● BRIEF
Check each line for the string "title". Give only the count of lines that have it.

● RECORDS FOR THE EXERCISE
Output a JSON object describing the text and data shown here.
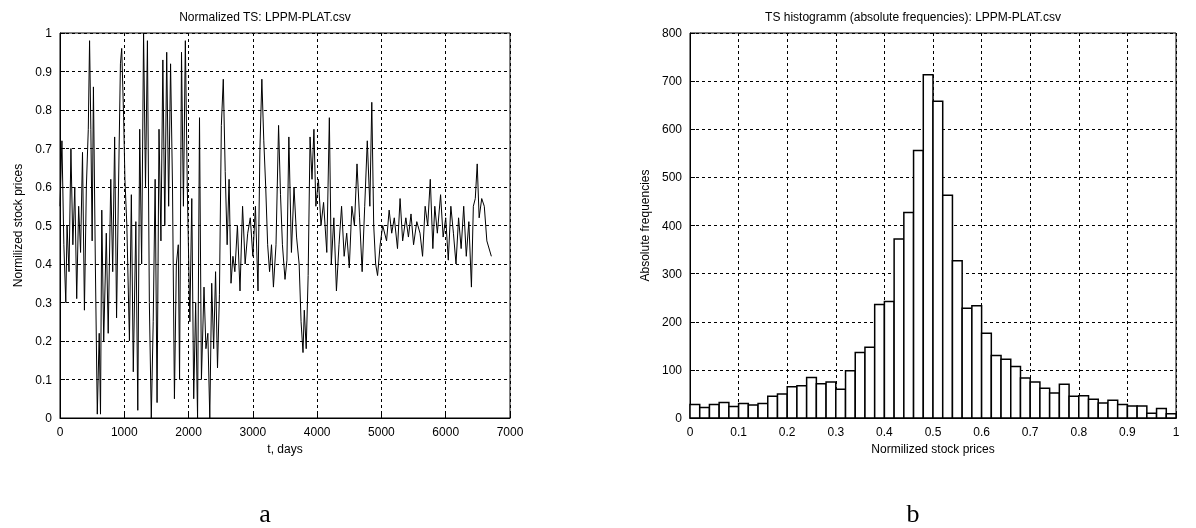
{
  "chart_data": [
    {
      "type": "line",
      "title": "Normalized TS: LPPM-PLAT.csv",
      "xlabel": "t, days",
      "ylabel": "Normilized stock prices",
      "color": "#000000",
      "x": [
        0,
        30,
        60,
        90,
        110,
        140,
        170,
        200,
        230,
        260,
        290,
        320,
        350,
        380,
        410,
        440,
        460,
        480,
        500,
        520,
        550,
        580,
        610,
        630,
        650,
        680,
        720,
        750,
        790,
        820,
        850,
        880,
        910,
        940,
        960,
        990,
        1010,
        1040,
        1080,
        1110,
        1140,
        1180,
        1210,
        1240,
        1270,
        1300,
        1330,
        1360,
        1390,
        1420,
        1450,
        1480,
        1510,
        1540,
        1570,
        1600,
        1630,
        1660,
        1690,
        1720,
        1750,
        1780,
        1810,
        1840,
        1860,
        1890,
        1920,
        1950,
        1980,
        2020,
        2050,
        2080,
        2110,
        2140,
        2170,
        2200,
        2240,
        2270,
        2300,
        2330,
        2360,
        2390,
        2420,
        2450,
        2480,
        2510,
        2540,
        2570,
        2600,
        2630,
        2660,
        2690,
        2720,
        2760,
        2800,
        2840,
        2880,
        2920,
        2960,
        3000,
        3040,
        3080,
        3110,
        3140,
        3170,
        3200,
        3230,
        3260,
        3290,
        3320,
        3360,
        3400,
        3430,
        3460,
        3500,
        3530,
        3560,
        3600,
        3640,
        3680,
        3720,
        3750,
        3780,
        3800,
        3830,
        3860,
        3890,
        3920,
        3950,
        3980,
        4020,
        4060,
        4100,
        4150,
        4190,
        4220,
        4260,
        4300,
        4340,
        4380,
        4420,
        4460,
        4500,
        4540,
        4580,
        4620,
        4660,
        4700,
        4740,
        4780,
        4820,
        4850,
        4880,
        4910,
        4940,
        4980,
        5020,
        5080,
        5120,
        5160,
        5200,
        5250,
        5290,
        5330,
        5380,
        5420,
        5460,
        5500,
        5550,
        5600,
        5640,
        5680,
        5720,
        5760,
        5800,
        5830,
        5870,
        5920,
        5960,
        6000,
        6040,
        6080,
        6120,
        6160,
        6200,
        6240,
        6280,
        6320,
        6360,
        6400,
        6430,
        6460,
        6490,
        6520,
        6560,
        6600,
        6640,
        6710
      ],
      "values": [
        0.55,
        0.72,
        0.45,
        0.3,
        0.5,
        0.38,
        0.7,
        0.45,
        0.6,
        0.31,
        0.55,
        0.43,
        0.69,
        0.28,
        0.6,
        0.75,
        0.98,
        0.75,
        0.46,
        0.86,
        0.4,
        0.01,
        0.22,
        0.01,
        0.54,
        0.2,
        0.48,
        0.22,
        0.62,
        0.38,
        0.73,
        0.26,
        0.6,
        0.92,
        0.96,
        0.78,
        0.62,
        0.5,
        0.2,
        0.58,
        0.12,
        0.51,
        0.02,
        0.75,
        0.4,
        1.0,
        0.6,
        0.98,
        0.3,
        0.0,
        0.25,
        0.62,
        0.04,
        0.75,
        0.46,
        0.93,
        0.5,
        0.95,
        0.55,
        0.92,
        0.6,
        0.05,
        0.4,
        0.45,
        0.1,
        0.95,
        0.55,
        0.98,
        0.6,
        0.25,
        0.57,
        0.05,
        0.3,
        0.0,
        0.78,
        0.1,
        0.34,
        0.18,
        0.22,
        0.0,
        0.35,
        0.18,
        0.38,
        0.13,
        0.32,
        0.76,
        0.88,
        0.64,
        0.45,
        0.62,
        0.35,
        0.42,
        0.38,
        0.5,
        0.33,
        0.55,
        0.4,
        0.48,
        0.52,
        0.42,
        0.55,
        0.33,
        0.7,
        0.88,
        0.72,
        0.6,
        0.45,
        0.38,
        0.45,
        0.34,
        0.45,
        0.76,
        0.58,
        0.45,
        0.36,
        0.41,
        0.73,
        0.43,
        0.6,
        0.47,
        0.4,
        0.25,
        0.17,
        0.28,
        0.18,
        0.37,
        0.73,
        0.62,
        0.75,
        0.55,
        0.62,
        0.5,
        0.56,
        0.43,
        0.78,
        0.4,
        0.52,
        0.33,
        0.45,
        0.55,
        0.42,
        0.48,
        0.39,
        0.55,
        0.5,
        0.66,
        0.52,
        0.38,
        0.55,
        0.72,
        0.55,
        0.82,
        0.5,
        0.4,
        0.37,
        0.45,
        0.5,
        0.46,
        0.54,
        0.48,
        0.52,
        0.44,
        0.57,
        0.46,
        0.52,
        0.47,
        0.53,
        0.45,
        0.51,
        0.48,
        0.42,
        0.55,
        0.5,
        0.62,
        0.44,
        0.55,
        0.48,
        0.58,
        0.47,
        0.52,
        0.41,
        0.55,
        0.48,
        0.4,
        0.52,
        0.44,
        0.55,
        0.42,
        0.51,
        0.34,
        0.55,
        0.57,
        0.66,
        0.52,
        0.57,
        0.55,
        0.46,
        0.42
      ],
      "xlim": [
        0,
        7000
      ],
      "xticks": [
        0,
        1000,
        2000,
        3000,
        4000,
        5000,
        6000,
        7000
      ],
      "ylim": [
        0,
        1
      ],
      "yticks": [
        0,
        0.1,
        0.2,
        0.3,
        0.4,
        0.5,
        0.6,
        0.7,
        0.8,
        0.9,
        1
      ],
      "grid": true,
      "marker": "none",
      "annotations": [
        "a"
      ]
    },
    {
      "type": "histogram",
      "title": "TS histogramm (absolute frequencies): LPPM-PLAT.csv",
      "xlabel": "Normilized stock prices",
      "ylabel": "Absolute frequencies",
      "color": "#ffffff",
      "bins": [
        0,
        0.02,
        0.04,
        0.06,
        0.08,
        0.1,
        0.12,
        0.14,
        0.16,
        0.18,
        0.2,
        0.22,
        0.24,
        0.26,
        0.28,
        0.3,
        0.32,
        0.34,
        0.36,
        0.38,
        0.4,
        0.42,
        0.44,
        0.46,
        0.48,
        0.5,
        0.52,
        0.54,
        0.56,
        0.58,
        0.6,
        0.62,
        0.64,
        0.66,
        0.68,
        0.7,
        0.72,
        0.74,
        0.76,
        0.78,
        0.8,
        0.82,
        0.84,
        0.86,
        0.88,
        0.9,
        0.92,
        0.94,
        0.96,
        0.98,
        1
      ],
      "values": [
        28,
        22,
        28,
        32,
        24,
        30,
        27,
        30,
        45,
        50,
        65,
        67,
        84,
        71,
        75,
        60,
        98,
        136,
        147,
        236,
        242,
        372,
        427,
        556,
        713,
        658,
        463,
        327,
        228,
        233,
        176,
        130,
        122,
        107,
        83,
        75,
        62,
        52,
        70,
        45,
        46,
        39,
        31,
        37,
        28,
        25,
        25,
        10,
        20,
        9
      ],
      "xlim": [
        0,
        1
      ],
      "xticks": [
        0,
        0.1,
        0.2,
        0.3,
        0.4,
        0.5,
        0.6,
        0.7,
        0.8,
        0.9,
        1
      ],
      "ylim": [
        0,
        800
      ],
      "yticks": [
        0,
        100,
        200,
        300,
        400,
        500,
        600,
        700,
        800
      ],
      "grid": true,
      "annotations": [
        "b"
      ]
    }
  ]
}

...

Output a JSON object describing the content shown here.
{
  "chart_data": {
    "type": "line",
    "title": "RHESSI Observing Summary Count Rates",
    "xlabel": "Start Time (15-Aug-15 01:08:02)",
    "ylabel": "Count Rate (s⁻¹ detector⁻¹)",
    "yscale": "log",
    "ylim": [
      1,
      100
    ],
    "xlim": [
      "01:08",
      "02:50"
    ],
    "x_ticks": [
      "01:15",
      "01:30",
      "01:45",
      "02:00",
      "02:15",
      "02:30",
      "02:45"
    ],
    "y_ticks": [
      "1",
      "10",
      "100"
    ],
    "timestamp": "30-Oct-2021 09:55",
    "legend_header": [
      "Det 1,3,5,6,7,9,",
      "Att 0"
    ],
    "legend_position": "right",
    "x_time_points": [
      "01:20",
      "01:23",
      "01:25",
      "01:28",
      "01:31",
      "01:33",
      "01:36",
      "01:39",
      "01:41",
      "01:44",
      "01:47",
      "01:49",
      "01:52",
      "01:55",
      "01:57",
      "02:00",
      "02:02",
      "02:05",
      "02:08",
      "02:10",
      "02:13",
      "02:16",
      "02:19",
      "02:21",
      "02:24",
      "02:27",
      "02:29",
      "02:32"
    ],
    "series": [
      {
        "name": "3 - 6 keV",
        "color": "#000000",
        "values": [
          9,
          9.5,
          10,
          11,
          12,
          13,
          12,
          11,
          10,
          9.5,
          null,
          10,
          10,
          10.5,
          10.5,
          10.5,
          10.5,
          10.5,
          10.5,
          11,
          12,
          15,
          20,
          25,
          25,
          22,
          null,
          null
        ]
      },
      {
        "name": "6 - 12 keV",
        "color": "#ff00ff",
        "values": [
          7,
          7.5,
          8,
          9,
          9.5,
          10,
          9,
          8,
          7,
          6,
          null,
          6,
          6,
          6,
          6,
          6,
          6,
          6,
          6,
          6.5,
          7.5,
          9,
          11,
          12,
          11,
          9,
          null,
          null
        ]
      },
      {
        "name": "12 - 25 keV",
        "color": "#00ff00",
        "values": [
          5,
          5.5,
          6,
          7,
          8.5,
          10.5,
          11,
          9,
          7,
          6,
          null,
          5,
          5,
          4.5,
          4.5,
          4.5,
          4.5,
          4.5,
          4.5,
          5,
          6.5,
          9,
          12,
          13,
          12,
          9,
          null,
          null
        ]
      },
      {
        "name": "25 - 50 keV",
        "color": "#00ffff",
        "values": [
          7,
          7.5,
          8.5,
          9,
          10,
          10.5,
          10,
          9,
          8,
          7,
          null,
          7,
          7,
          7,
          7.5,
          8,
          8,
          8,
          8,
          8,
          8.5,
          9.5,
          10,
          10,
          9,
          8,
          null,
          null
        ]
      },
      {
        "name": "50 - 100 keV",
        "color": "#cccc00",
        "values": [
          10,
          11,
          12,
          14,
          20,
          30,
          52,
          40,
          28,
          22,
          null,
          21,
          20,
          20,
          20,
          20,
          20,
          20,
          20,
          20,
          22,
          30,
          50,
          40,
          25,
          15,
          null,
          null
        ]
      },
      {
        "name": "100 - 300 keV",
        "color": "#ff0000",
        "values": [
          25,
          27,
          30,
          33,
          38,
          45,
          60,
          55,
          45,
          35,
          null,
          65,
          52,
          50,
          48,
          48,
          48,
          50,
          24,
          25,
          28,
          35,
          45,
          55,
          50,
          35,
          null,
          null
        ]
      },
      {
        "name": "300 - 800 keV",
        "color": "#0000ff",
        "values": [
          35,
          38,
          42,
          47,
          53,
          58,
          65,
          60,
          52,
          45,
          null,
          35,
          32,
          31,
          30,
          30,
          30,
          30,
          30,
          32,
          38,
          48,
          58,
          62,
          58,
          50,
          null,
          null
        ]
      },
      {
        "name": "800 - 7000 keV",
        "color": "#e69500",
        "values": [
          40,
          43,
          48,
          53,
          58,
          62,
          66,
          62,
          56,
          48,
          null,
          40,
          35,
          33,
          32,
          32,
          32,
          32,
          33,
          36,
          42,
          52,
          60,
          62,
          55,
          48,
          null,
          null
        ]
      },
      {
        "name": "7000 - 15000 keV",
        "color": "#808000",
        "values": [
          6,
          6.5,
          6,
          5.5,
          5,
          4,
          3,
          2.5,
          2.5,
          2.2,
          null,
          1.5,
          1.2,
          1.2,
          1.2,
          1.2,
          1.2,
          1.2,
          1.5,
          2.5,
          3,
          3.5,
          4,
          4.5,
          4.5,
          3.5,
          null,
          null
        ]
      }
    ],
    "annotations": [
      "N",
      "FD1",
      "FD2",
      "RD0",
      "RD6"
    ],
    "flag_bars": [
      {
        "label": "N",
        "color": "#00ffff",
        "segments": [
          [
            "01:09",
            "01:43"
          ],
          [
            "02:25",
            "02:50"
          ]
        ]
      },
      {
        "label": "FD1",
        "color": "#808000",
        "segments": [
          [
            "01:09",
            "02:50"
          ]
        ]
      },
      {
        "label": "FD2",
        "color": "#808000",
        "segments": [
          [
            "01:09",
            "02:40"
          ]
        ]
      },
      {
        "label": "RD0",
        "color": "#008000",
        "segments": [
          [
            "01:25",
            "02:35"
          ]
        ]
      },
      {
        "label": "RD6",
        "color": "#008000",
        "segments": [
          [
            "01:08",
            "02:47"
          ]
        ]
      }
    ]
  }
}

● CORRECT ANSWER
3